● THE EXERCISE
Gather, from the data below, each line in which the word "مبلغ" occurs.

--- start SOURCE RECORDS ---

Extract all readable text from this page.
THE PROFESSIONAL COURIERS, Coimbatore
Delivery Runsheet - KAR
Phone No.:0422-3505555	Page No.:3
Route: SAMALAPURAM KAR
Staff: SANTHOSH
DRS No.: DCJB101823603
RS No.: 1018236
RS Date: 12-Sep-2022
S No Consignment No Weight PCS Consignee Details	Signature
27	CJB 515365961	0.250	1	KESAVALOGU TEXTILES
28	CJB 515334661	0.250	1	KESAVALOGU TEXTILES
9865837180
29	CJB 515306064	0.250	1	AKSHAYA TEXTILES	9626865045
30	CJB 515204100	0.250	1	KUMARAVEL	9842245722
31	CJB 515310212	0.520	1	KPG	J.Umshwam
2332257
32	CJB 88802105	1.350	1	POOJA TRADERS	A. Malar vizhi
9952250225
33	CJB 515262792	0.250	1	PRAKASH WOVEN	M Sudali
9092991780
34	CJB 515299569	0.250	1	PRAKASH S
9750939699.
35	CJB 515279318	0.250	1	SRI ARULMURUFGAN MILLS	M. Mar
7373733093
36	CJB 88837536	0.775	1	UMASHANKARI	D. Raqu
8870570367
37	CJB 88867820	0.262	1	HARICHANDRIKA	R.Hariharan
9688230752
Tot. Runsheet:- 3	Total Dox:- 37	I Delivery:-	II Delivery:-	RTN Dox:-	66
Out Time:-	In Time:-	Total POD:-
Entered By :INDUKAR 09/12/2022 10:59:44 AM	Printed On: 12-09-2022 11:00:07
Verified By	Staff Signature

--- end SOURCE RECORDS ---
--- start SOURCE RECORDS ---

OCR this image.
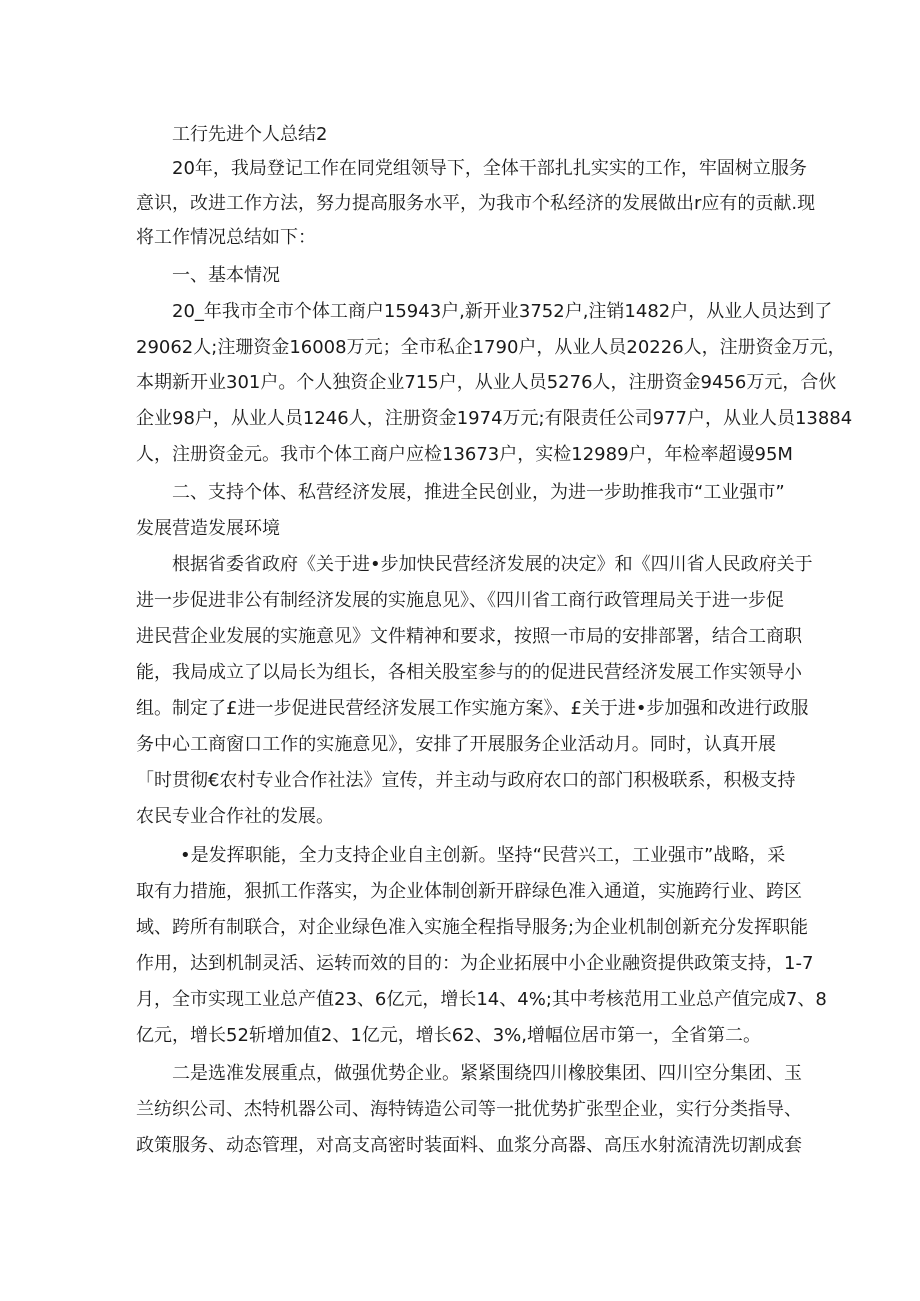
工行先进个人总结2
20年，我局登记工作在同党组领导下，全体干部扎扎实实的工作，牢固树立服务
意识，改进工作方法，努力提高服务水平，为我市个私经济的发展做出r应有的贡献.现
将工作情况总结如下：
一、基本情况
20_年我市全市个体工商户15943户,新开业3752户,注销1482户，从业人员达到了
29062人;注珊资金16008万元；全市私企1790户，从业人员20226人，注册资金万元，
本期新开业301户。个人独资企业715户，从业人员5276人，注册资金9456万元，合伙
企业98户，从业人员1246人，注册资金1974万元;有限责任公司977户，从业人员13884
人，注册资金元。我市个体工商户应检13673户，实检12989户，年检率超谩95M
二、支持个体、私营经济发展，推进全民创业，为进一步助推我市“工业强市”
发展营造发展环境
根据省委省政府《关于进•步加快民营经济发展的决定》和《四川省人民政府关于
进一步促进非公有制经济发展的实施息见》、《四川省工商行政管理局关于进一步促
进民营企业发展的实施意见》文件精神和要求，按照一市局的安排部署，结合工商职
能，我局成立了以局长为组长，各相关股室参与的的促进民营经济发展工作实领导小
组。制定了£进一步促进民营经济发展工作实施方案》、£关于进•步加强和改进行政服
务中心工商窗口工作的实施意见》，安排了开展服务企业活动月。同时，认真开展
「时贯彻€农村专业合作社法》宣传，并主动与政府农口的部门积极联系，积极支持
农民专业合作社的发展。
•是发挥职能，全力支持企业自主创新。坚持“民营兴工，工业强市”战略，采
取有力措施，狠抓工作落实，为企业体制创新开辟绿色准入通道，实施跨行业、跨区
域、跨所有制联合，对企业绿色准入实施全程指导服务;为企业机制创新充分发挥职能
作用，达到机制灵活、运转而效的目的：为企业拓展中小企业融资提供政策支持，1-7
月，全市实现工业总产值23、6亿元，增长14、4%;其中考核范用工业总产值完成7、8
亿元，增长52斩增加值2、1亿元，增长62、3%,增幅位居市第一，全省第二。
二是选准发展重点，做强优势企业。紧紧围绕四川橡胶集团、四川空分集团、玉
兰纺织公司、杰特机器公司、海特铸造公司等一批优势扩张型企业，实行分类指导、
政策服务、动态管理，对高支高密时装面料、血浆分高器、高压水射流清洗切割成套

--- end SOURCE RECORDS ---
--- start SOURCE RECORDS ---

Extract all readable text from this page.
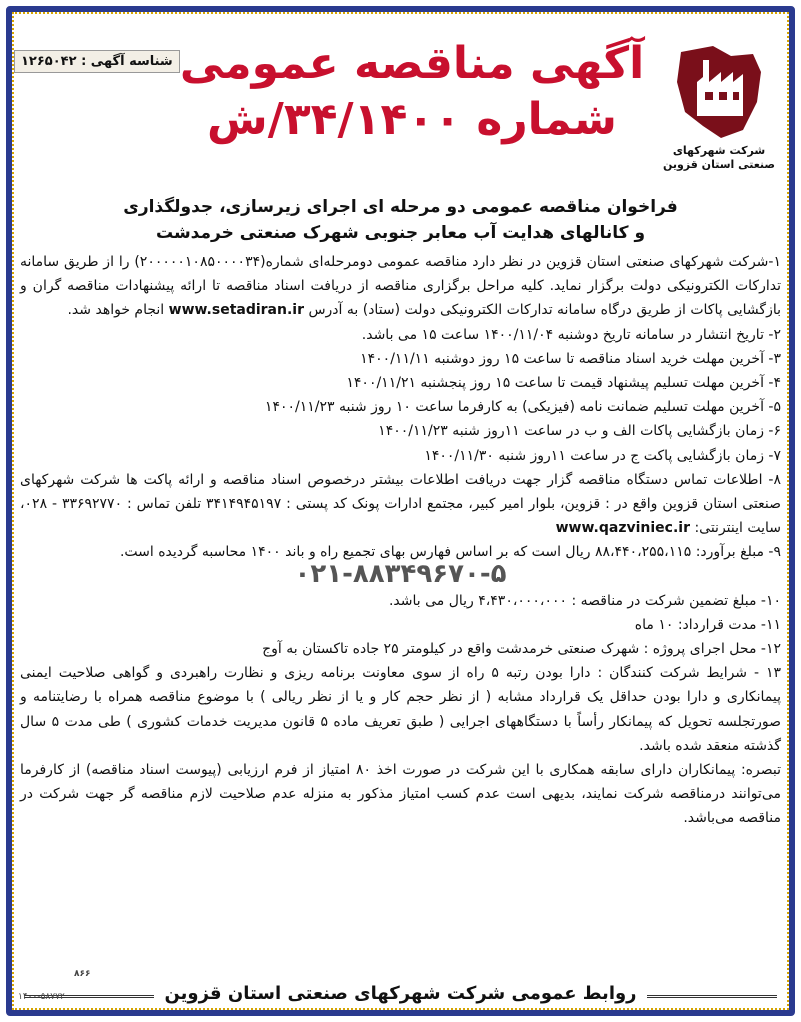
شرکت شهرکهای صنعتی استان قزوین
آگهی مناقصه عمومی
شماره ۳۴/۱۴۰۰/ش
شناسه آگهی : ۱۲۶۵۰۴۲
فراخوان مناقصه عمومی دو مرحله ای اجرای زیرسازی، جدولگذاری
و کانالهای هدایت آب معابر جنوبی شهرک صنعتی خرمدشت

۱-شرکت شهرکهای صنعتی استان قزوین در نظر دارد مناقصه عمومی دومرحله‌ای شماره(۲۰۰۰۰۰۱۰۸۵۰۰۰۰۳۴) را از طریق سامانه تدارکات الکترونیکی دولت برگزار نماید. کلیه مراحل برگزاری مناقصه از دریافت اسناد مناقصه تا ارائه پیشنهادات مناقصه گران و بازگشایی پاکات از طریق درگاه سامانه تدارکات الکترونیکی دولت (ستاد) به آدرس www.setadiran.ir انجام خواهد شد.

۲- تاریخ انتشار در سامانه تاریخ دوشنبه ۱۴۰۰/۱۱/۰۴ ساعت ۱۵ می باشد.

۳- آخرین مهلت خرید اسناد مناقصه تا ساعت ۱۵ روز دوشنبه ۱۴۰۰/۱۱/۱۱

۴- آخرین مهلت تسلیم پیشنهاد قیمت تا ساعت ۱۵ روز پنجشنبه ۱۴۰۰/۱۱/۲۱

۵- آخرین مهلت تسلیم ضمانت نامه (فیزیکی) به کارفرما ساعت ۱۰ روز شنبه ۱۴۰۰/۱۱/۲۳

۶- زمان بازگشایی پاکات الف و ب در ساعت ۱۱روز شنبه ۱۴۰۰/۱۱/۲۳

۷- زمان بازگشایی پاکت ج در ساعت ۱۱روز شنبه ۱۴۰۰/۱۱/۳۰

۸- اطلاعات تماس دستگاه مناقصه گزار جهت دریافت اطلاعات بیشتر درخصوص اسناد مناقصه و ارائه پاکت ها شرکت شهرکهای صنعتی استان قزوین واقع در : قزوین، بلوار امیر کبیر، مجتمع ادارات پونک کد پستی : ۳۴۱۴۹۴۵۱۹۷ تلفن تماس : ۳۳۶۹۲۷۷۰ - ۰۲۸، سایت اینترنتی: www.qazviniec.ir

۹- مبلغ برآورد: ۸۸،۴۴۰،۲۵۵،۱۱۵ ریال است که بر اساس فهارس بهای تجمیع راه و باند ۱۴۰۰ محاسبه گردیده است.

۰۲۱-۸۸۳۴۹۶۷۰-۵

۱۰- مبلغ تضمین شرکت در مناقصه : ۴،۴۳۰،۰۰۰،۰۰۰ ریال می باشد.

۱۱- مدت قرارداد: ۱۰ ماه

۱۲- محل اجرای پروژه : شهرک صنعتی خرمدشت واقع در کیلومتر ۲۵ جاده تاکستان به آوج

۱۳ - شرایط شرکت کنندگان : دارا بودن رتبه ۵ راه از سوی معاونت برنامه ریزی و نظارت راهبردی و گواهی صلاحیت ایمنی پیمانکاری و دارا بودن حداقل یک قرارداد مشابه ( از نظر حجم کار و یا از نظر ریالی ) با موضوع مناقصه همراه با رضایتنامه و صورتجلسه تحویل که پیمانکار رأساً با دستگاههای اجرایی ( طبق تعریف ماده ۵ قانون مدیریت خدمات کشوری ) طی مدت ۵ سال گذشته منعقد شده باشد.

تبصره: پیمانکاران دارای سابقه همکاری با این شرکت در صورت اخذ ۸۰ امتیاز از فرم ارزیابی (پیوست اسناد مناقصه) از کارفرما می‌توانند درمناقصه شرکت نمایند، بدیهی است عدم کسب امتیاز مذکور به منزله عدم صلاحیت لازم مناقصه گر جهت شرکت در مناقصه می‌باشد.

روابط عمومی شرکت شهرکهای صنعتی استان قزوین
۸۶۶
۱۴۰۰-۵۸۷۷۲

--- end SOURCE RECORDS ---

● WRITTEN RESPONSE
۹- مبلغ برآورد: ۸۸،۴۴۰،۲۵۵،۱۱۵ ریال است که بر اساس فهارس بهای تجمیع راه و باند ۱۴۰۰ محاسبه گردیده است.
۱۰- مبلغ تضمین شرکت در مناقصه : ۴،۴۳۰،۰۰۰،۰۰۰ ریال می باشد.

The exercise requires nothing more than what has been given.